--- START OF The input ---
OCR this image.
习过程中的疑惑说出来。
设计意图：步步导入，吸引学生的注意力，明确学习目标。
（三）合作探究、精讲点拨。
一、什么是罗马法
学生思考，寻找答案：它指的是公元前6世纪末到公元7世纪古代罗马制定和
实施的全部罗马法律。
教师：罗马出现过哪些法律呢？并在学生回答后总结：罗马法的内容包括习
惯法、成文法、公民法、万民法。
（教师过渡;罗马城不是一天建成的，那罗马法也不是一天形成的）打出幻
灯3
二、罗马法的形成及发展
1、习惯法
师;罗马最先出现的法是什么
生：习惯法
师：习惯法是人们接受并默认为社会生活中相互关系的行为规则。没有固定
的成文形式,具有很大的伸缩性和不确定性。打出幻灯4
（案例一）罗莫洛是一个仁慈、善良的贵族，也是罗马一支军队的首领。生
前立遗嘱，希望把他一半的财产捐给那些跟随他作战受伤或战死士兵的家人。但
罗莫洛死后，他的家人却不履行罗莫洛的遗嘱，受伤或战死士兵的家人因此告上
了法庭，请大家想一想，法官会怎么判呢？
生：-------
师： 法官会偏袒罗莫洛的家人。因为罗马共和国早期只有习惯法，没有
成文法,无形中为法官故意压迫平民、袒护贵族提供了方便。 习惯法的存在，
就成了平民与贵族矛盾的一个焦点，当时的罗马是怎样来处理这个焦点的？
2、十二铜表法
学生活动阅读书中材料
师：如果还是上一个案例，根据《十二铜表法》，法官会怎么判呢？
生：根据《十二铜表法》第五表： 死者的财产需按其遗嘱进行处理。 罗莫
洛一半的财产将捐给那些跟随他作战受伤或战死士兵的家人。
--- END OF The input ---
Task prompt = Pick out all lines from the data above in which the word "十二铜表法" appears.

Worked answer =
2、十二铜表法
师：如果还是上一个案例，根据《十二铜表法》，法官会怎么判呢？
生：根据《十二铜表法》第五表： 死者的财产需按其遗嘱进行处理。 罗莫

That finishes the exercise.